■ EXERCISE DIRECTIONS: Reproduce every record below exactly as it appears.

■ Chart and figure data:
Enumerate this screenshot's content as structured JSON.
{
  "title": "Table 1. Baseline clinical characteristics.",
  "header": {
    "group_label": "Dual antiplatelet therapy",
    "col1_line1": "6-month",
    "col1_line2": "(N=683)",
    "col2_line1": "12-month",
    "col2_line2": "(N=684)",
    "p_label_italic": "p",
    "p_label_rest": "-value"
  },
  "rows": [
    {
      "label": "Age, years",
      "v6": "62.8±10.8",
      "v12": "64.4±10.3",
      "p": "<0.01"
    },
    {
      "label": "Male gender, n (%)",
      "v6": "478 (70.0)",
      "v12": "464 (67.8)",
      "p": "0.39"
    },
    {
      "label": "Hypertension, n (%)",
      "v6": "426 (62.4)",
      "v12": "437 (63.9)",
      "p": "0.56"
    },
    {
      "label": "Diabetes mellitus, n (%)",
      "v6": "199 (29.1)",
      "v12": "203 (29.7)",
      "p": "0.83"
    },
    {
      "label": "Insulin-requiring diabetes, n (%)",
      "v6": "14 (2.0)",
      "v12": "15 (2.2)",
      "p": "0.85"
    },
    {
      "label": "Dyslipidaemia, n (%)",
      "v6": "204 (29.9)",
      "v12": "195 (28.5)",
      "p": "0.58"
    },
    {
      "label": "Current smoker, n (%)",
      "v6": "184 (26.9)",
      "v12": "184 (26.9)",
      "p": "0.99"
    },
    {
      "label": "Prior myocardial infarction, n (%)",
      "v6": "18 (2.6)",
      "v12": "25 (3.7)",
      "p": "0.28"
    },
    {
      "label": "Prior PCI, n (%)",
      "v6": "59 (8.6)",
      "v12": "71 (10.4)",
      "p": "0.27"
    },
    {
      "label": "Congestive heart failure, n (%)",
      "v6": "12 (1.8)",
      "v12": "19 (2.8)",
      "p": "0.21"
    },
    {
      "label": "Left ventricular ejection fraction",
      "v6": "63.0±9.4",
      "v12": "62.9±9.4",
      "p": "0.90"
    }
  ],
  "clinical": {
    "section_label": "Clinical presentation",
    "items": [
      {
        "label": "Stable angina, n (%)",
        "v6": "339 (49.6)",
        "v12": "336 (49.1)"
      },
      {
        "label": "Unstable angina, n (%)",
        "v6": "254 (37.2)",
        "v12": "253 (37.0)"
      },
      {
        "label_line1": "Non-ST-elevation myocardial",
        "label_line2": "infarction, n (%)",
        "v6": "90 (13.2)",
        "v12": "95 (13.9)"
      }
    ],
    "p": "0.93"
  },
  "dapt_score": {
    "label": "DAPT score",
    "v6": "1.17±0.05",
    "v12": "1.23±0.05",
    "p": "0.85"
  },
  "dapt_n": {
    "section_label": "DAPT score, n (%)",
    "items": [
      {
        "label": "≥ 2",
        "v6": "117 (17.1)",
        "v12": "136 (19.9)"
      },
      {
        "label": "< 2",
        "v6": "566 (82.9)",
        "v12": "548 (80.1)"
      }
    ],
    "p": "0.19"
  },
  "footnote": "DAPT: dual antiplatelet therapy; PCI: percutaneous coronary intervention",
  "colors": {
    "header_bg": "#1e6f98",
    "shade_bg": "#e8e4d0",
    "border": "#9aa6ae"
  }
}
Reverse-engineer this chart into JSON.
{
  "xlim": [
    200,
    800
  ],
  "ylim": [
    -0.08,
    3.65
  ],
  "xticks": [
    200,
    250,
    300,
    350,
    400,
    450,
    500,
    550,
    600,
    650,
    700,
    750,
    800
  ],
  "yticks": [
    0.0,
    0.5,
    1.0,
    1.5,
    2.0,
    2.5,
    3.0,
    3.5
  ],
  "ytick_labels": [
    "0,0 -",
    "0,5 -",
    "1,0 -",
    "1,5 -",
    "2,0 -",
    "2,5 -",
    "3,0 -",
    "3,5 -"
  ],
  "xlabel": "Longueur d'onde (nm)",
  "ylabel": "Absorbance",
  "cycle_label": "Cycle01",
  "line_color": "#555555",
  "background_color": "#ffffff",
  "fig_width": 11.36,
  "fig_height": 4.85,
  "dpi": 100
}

■ ANSWER TO THIS EXERCISE:
Enumerate this screenshot's content as structured JSON.
{
  "title": "Table 1. Baseline clinical characteristics.",
  "header": {
    "group_label": "Dual antiplatelet therapy",
    "col1_line1": "6-month",
    "col1_line2": "(N=683)",
    "col2_line1": "12-month",
    "col2_line2": "(N=684)",
    "p_label_italic": "p",
    "p_label_rest": "-value"
  },
  "rows": [
    {
      "label": "Age, years",
      "v6": "62.8±10.8",
      "v12": "64.4±10.3",
      "p": "<0.01"
    },
    {
      "label": "Male gender, n (%)",
      "v6": "478 (70.0)",
      "v12": "464 (67.8)",
      "p": "0.39"
    },
    {
      "label": "Hypertension, n (%)",
      "v6": "426 (62.4)",
      "v12": "437 (63.9)",
      "p": "0.56"
    },
    {
      "label": "Diabetes mellitus, n (%)",
      "v6": "199 (29.1)",
      "v12": "203 (29.7)",
      "p": "0.83"
    },
    {
      "label": "Insulin-requiring diabetes, n (%)",
      "v6": "14 (2.0)",
      "v12": "15 (2.2)",
      "p": "0.85"
    },
    {
      "label": "Dyslipidaemia, n (%)",
      "v6": "204 (29.9)",
      "v12": "195 (28.5)",
      "p": "0.58"
    },
    {
      "label": "Current smoker, n (%)",
      "v6": "184 (26.9)",
      "v12": "184 (26.9)",
      "p": "0.99"
    },
    {
      "label": "Prior myocardial infarction, n (%)",
      "v6": "18 (2.6)",
      "v12": "25 (3.7)",
      "p": "0.28"
    },
    {
      "label": "Prior PCI, n (%)",
      "v6": "59 (8.6)",
      "v12": "71 (10.4)",
      "p": "0.27"
    },
    {
      "label": "Congestive heart failure, n (%)",
      "v6": "12 (1.8)",
      "v12": "19 (2.8)",
      "p": "0.21"
    },
    {
      "label": "Left ventricular ejection fraction",
      "v6": "63.0±9.4",
      "v12": "62.9±9.4",
      "p": "0.90"
    }
  ],
  "clinical": {
    "section_label": "Clinical presentation",
    "items": [
      {
        "label": "Stable angina, n (%)",
        "v6": "339 (49.6)",
        "v12": "336 (49.1)"
      },
      {
        "label": "Unstable angina, n (%)",
        "v6": "254 (37.2)",
        "v12": "253 (37.0)"
      },
      {
        "label_line1": "Non-ST-elevation myocardial",
        "label_line2": "infarction, n (%)",
        "v6": "90 (13.2)",
        "v12": "95 (13.9)"
      }
    ],
    "p": "0.93"
  },
  "dapt_score": {
    "label": "DAPT score",
    "v6": "1.17±0.05",
    "v12": "1.23±0.05",
    "p": "0.85"
  },
  "dapt_n": {
    "section_label": "DAPT score, n (%)",
    "items": [
      {
        "label": "≥ 2",
        "v6": "117 (17.1)",
        "v12": "136 (19.9)"
      },
      {
        "label": "< 2",
        "v6": "566 (82.9)",
        "v12": "548 (80.1)"
      }
    ],
    "p": "0.19"
  },
  "footnote": "DAPT: dual antiplatelet therapy; PCI: percutaneous coronary intervention",
  "colors": {
    "header_bg": "#1e6f98",
    "shade_bg": "#e8e4d0",
    "border": "#9aa6ae"
  }
}
Reverse-engineer this chart into JSON.
{
  "xlim": [
    200,
    800
  ],
  "ylim": [
    -0.08,
    3.65
  ],
  "xticks": [
    200,
    250,
    300,
    350,
    400,
    450,
    500,
    550,
    600,
    650,
    700,
    750,
    800
  ],
  "yticks": [
    0.0,
    0.5,
    1.0,
    1.5,
    2.0,
    2.5,
    3.0,
    3.5
  ],
  "ytick_labels": [
    "0,0 -",
    "0,5 -",
    "1,0 -",
    "1,5 -",
    "2,0 -",
    "2,5 -",
    "3,0 -",
    "3,5 -"
  ],
  "xlabel": "Longueur d'onde (nm)",
  "ylabel": "Absorbance",
  "cycle_label": "Cycle01",
  "line_color": "#555555",
  "background_color": "#ffffff",
  "fig_width": 11.36,
  "fig_height": 4.85,
  "dpi": 100
}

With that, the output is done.